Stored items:
□ □ □ □ □
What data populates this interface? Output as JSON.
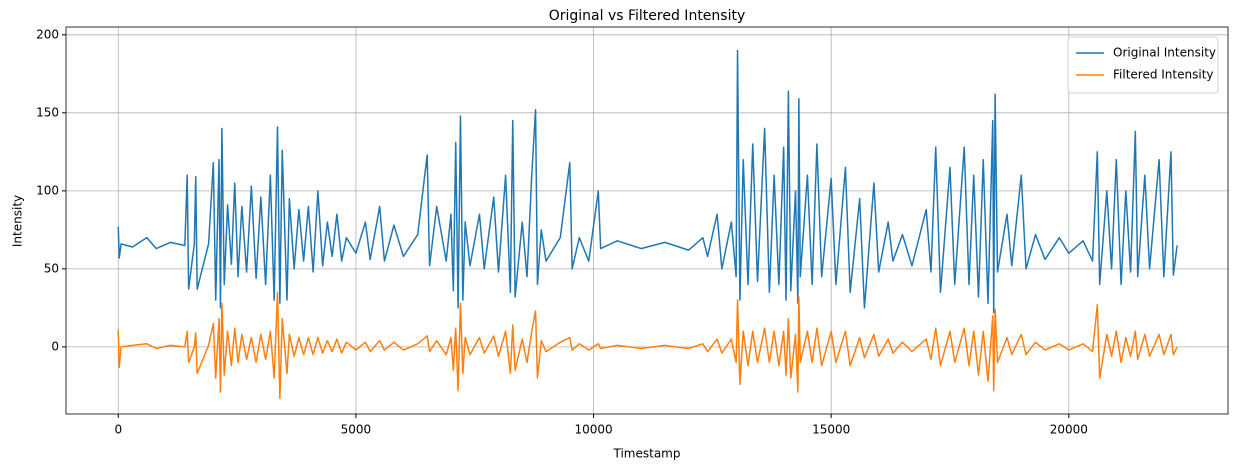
{
  "chart_data": {
    "type": "line",
    "title": "Original vs Filtered Intensity",
    "x_label": "Timestamp",
    "y_label": "Intensity",
    "x": [
      0,
      20,
      60,
      300,
      600,
      800,
      1100,
      1400,
      1450,
      1480,
      1600,
      1630,
      1660,
      1900,
      2000,
      2050,
      2120,
      2150,
      2180,
      2230,
      2300,
      2380,
      2450,
      2520,
      2600,
      2700,
      2800,
      2900,
      3000,
      3100,
      3200,
      3280,
      3350,
      3400,
      3450,
      3550,
      3600,
      3700,
      3800,
      3900,
      4000,
      4100,
      4200,
      4300,
      4400,
      4500,
      4600,
      4700,
      4800,
      5000,
      5200,
      5300,
      5500,
      5600,
      5800,
      6000,
      6300,
      6500,
      6550,
      6700,
      6900,
      7000,
      7050,
      7100,
      7150,
      7200,
      7250,
      7300,
      7400,
      7600,
      7700,
      7900,
      8000,
      8150,
      8250,
      8300,
      8350,
      8500,
      8600,
      8700,
      8780,
      8820,
      8900,
      9000,
      9300,
      9500,
      9550,
      9700,
      9900,
      10100,
      10150,
      10500,
      11000,
      11500,
      12000,
      12300,
      12400,
      12600,
      12700,
      12900,
      13000,
      13030,
      13080,
      13150,
      13250,
      13350,
      13450,
      13600,
      13700,
      13800,
      13900,
      14000,
      14050,
      14100,
      14150,
      14250,
      14300,
      14320,
      14350,
      14500,
      14600,
      14700,
      14800,
      15000,
      15100,
      15300,
      15400,
      15600,
      15700,
      15900,
      16000,
      16200,
      16300,
      16500,
      16700,
      17000,
      17100,
      17200,
      17300,
      17500,
      17600,
      17800,
      17900,
      18000,
      18100,
      18200,
      18300,
      18400,
      18420,
      18450,
      18500,
      18700,
      18800,
      19000,
      19100,
      19300,
      19500,
      19800,
      20000,
      20300,
      20500,
      20600,
      20650,
      20800,
      20900,
      21000,
      21100,
      21200,
      21300,
      21400,
      21450,
      21600,
      21700,
      21900,
      22000,
      22150,
      22200,
      22280
    ],
    "series": [
      {
        "name": "Original Intensity",
        "color": "#1f77b4",
        "values": [
          77,
          57,
          66,
          64,
          70,
          63,
          67,
          65,
          110,
          37,
          66,
          109,
          37,
          66,
          118,
          30,
          120,
          25,
          140,
          40,
          91,
          53,
          105,
          45,
          90,
          48,
          103,
          44,
          96,
          40,
          110,
          30,
          141,
          28,
          126,
          30,
          95,
          50,
          88,
          55,
          90,
          48,
          100,
          52,
          80,
          58,
          85,
          55,
          70,
          60,
          80,
          56,
          90,
          55,
          78,
          58,
          72,
          123,
          52,
          90,
          55,
          85,
          36,
          131,
          25,
          148,
          30,
          80,
          52,
          85,
          50,
          96,
          48,
          110,
          35,
          145,
          32,
          80,
          45,
          110,
          152,
          40,
          75,
          55,
          70,
          118,
          50,
          70,
          55,
          100,
          63,
          68,
          63,
          67,
          62,
          70,
          58,
          85,
          50,
          80,
          45,
          190,
          30,
          120,
          40,
          130,
          42,
          140,
          35,
          110,
          40,
          128,
          30,
          164,
          36,
          100,
          28,
          159,
          45,
          110,
          40,
          130,
          45,
          108,
          40,
          115,
          35,
          95,
          25,
          105,
          48,
          80,
          55,
          72,
          52,
          88,
          48,
          128,
          35,
          115,
          40,
          128,
          40,
          110,
          32,
          120,
          28,
          145,
          22,
          162,
          48,
          85,
          52,
          110,
          50,
          72,
          56,
          70,
          60,
          68,
          55,
          125,
          40,
          100,
          50,
          120,
          40,
          100,
          48,
          138,
          45,
          110,
          50,
          120,
          45,
          125,
          46,
          65
        ]
      },
      {
        "name": "Filtered Intensity",
        "color": "#ff7f0e",
        "values": [
          11,
          -13,
          0,
          1,
          2,
          -1,
          1,
          0,
          10,
          -10,
          0,
          9,
          -17,
          1,
          15,
          -20,
          18,
          -29,
          28,
          -18,
          10,
          -12,
          12,
          -10,
          8,
          -8,
          6,
          -10,
          8,
          -8,
          10,
          -20,
          35,
          -33,
          18,
          -17,
          8,
          -6,
          6,
          -5,
          6,
          -5,
          6,
          -4,
          4,
          -3,
          5,
          -4,
          3,
          -2,
          3,
          -3,
          4,
          -2,
          3,
          -2,
          2,
          7,
          -3,
          4,
          -5,
          6,
          -15,
          12,
          -28,
          28,
          -17,
          6,
          -5,
          6,
          -4,
          7,
          -6,
          10,
          -17,
          14,
          -15,
          5,
          -10,
          10,
          23,
          -20,
          4,
          -3,
          3,
          6,
          -2,
          2,
          -2,
          2,
          -1,
          1,
          -1,
          1,
          -1,
          2,
          -3,
          5,
          -4,
          5,
          -10,
          30,
          -24,
          10,
          -12,
          10,
          -10,
          12,
          -10,
          10,
          -12,
          10,
          -18,
          18,
          -20,
          8,
          -29,
          32,
          -10,
          10,
          -10,
          12,
          -12,
          10,
          -10,
          10,
          -12,
          6,
          -7,
          8,
          -6,
          5,
          -4,
          3,
          -3,
          5,
          -8,
          12,
          -12,
          10,
          -10,
          12,
          -12,
          10,
          -18,
          10,
          -22,
          20,
          -28,
          24,
          -10,
          6,
          -5,
          8,
          -5,
          3,
          -2,
          2,
          -2,
          2,
          -3,
          27,
          -20,
          8,
          -6,
          10,
          -10,
          6,
          -6,
          10,
          -8,
          8,
          -6,
          8,
          -5,
          8,
          -5,
          0
        ]
      }
    ],
    "xlim": [
      -1100,
      23350
    ],
    "ylim": [
      -43,
      205
    ],
    "xticks": [
      0,
      5000,
      10000,
      15000,
      20000
    ],
    "yticks": [
      0,
      50,
      100,
      150,
      200
    ],
    "grid": true,
    "legend": "upper right"
  }
}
□ □ □ □ □
Reproduce every line precisely as given, omitting all pictures.

▶ WRITTEN RESPONSE:
What data populates this interface? Output as JSON.
{
  "chart_data": {
    "type": "line",
    "title": "Original vs Filtered Intensity",
    "x_label": "Timestamp",
    "y_label": "Intensity",
    "x": [
      0,
      20,
      60,
      300,
      600,
      800,
      1100,
      1400,
      1450,
      1480,
      1600,
      1630,
      1660,
      1900,
      2000,
      2050,
      2120,
      2150,
      2180,
      2230,
      2300,
      2380,
      2450,
      2520,
      2600,
      2700,
      2800,
      2900,
      3000,
      3100,
      3200,
      3280,
      3350,
      3400,
      3450,
      3550,
      3600,
      3700,
      3800,
      3900,
      4000,
      4100,
      4200,
      4300,
      4400,
      4500,
      4600,
      4700,
      4800,
      5000,
      5200,
      5300,
      5500,
      5600,
      5800,
      6000,
      6300,
      6500,
      6550,
      6700,
      6900,
      7000,
      7050,
      7100,
      7150,
      7200,
      7250,
      7300,
      7400,
      7600,
      7700,
      7900,
      8000,
      8150,
      8250,
      8300,
      8350,
      8500,
      8600,
      8700,
      8780,
      8820,
      8900,
      9000,
      9300,
      9500,
      9550,
      9700,
      9900,
      10100,
      10150,
      10500,
      11000,
      11500,
      12000,
      12300,
      12400,
      12600,
      12700,
      12900,
      13000,
      13030,
      13080,
      13150,
      13250,
      13350,
      13450,
      13600,
      13700,
      13800,
      13900,
      14000,
      14050,
      14100,
      14150,
      14250,
      14300,
      14320,
      14350,
      14500,
      14600,
      14700,
      14800,
      15000,
      15100,
      15300,
      15400,
      15600,
      15700,
      15900,
      16000,
      16200,
      16300,
      16500,
      16700,
      17000,
      17100,
      17200,
      17300,
      17500,
      17600,
      17800,
      17900,
      18000,
      18100,
      18200,
      18300,
      18400,
      18420,
      18450,
      18500,
      18700,
      18800,
      19000,
      19100,
      19300,
      19500,
      19800,
      20000,
      20300,
      20500,
      20600,
      20650,
      20800,
      20900,
      21000,
      21100,
      21200,
      21300,
      21400,
      21450,
      21600,
      21700,
      21900,
      22000,
      22150,
      22200,
      22280
    ],
    "series": [
      {
        "name": "Original Intensity",
        "color": "#1f77b4",
        "values": [
          77,
          57,
          66,
          64,
          70,
          63,
          67,
          65,
          110,
          37,
          66,
          109,
          37,
          66,
          118,
          30,
          120,
          25,
          140,
          40,
          91,
          53,
          105,
          45,
          90,
          48,
          103,
          44,
          96,
          40,
          110,
          30,
          141,
          28,
          126,
          30,
          95,
          50,
          88,
          55,
          90,
          48,
          100,
          52,
          80,
          58,
          85,
          55,
          70,
          60,
          80,
          56,
          90,
          55,
          78,
          58,
          72,
          123,
          52,
          90,
          55,
          85,
          36,
          131,
          25,
          148,
          30,
          80,
          52,
          85,
          50,
          96,
          48,
          110,
          35,
          145,
          32,
          80,
          45,
          110,
          152,
          40,
          75,
          55,
          70,
          118,
          50,
          70,
          55,
          100,
          63,
          68,
          63,
          67,
          62,
          70,
          58,
          85,
          50,
          80,
          45,
          190,
          30,
          120,
          40,
          130,
          42,
          140,
          35,
          110,
          40,
          128,
          30,
          164,
          36,
          100,
          28,
          159,
          45,
          110,
          40,
          130,
          45,
          108,
          40,
          115,
          35,
          95,
          25,
          105,
          48,
          80,
          55,
          72,
          52,
          88,
          48,
          128,
          35,
          115,
          40,
          128,
          40,
          110,
          32,
          120,
          28,
          145,
          22,
          162,
          48,
          85,
          52,
          110,
          50,
          72,
          56,
          70,
          60,
          68,
          55,
          125,
          40,
          100,
          50,
          120,
          40,
          100,
          48,
          138,
          45,
          110,
          50,
          120,
          45,
          125,
          46,
          65
        ]
      },
      {
        "name": "Filtered Intensity",
        "color": "#ff7f0e",
        "values": [
          11,
          -13,
          0,
          1,
          2,
          -1,
          1,
          0,
          10,
          -10,
          0,
          9,
          -17,
          1,
          15,
          -20,
          18,
          -29,
          28,
          -18,
          10,
          -12,
          12,
          -10,
          8,
          -8,
          6,
          -10,
          8,
          -8,
          10,
          -20,
          35,
          -33,
          18,
          -17,
          8,
          -6,
          6,
          -5,
          6,
          -5,
          6,
          -4,
          4,
          -3,
          5,
          -4,
          3,
          -2,
          3,
          -3,
          4,
          -2,
          3,
          -2,
          2,
          7,
          -3,
          4,
          -5,
          6,
          -15,
          12,
          -28,
          28,
          -17,
          6,
          -5,
          6,
          -4,
          7,
          -6,
          10,
          -17,
          14,
          -15,
          5,
          -10,
          10,
          23,
          -20,
          4,
          -3,
          3,
          6,
          -2,
          2,
          -2,
          2,
          -1,
          1,
          -1,
          1,
          -1,
          2,
          -3,
          5,
          -4,
          5,
          -10,
          30,
          -24,
          10,
          -12,
          10,
          -10,
          12,
          -10,
          10,
          -12,
          10,
          -18,
          18,
          -20,
          8,
          -29,
          32,
          -10,
          10,
          -10,
          12,
          -12,
          10,
          -10,
          10,
          -12,
          6,
          -7,
          8,
          -6,
          5,
          -4,
          3,
          -3,
          5,
          -8,
          12,
          -12,
          10,
          -10,
          12,
          -12,
          10,
          -18,
          10,
          -22,
          20,
          -28,
          24,
          -10,
          6,
          -5,
          8,
          -5,
          3,
          -2,
          2,
          -2,
          2,
          -3,
          27,
          -20,
          8,
          -6,
          10,
          -10,
          6,
          -6,
          10,
          -8,
          8,
          -6,
          8,
          -5,
          8,
          -5,
          0
        ]
      }
    ],
    "xlim": [
      -1100,
      23350
    ],
    "ylim": [
      -43,
      205
    ],
    "xticks": [
      0,
      5000,
      10000,
      15000,
      20000
    ],
    "yticks": [
      0,
      50,
      100,
      150,
      200
    ],
    "grid": true,
    "legend": "upper right"
  }
}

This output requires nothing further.